● DIRECTIONS
Write out every single entry exactly.

[start DATASET ROWS]

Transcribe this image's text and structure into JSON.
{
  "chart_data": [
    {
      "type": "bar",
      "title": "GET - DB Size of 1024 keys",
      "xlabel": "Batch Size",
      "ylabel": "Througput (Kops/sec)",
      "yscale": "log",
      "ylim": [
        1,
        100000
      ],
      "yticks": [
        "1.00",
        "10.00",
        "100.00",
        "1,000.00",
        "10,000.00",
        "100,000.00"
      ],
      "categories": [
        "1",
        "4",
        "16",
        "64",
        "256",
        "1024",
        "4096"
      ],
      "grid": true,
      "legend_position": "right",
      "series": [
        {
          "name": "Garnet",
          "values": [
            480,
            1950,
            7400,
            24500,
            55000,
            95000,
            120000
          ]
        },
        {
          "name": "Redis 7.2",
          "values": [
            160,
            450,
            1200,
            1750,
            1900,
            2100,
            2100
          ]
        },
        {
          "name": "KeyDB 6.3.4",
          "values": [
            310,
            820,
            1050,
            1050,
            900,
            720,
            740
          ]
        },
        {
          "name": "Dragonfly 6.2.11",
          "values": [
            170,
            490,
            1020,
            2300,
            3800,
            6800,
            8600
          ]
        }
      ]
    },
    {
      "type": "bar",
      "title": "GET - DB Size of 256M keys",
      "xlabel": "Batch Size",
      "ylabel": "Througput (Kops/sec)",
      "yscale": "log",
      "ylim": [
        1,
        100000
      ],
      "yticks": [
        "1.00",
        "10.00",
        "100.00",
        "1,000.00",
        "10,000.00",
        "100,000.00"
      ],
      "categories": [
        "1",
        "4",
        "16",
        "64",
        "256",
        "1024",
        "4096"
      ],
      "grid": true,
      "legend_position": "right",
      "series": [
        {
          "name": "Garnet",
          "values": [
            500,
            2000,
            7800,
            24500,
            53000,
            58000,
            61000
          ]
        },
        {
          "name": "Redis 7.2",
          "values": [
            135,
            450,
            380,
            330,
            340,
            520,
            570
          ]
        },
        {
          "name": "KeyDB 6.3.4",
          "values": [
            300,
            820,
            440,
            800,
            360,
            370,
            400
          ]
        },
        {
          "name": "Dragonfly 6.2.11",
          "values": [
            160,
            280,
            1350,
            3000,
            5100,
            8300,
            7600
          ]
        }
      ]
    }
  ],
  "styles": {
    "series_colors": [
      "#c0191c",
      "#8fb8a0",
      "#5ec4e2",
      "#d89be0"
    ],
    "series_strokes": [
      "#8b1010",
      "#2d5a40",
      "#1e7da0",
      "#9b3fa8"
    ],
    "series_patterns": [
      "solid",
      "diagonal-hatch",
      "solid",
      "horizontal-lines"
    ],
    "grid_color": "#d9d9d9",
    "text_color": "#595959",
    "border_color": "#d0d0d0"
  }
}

[end DATASET ROWS]

● SOLVED EXERCISE
Transcribe this image's text and structure into JSON.
{
  "chart_data": [
    {
      "type": "bar",
      "title": "GET - DB Size of 1024 keys",
      "xlabel": "Batch Size",
      "ylabel": "Througput (Kops/sec)",
      "yscale": "log",
      "ylim": [
        1,
        100000
      ],
      "yticks": [
        "1.00",
        "10.00",
        "100.00",
        "1,000.00",
        "10,000.00",
        "100,000.00"
      ],
      "categories": [
        "1",
        "4",
        "16",
        "64",
        "256",
        "1024",
        "4096"
      ],
      "grid": true,
      "legend_position": "right",
      "series": [
        {
          "name": "Garnet",
          "values": [
            480,
            1950,
            7400,
            24500,
            55000,
            95000,
            120000
          ]
        },
        {
          "name": "Redis 7.2",
          "values": [
            160,
            450,
            1200,
            1750,
            1900,
            2100,
            2100
          ]
        },
        {
          "name": "KeyDB 6.3.4",
          "values": [
            310,
            820,
            1050,
            1050,
            900,
            720,
            740
          ]
        },
        {
          "name": "Dragonfly 6.2.11",
          "values": [
            170,
            490,
            1020,
            2300,
            3800,
            6800,
            8600
          ]
        }
      ]
    },
    {
      "type": "bar",
      "title": "GET - DB Size of 256M keys",
      "xlabel": "Batch Size",
      "ylabel": "Througput (Kops/sec)",
      "yscale": "log",
      "ylim": [
        1,
        100000
      ],
      "yticks": [
        "1.00",
        "10.00",
        "100.00",
        "1,000.00",
        "10,000.00",
        "100,000.00"
      ],
      "categories": [
        "1",
        "4",
        "16",
        "64",
        "256",
        "1024",
        "4096"
      ],
      "grid": true,
      "legend_position": "right",
      "series": [
        {
          "name": "Garnet",
          "values": [
            500,
            2000,
            7800,
            24500,
            53000,
            58000,
            61000
          ]
        },
        {
          "name": "Redis 7.2",
          "values": [
            135,
            450,
            380,
            330,
            340,
            520,
            570
          ]
        },
        {
          "name": "KeyDB 6.3.4",
          "values": [
            300,
            820,
            440,
            800,
            360,
            370,
            400
          ]
        },
        {
          "name": "Dragonfly 6.2.11",
          "values": [
            160,
            280,
            1350,
            3000,
            5100,
            8300,
            7600
          ]
        }
      ]
    }
  ],
  "styles": {
    "series_colors": [
      "#c0191c",
      "#8fb8a0",
      "#5ec4e2",
      "#d89be0"
    ],
    "series_strokes": [
      "#8b1010",
      "#2d5a40",
      "#1e7da0",
      "#9b3fa8"
    ],
    "series_patterns": [
      "solid",
      "diagonal-hatch",
      "solid",
      "horizontal-lines"
    ],
    "grid_color": "#d9d9d9",
    "text_color": "#595959",
    "border_color": "#d0d0d0"
  }
}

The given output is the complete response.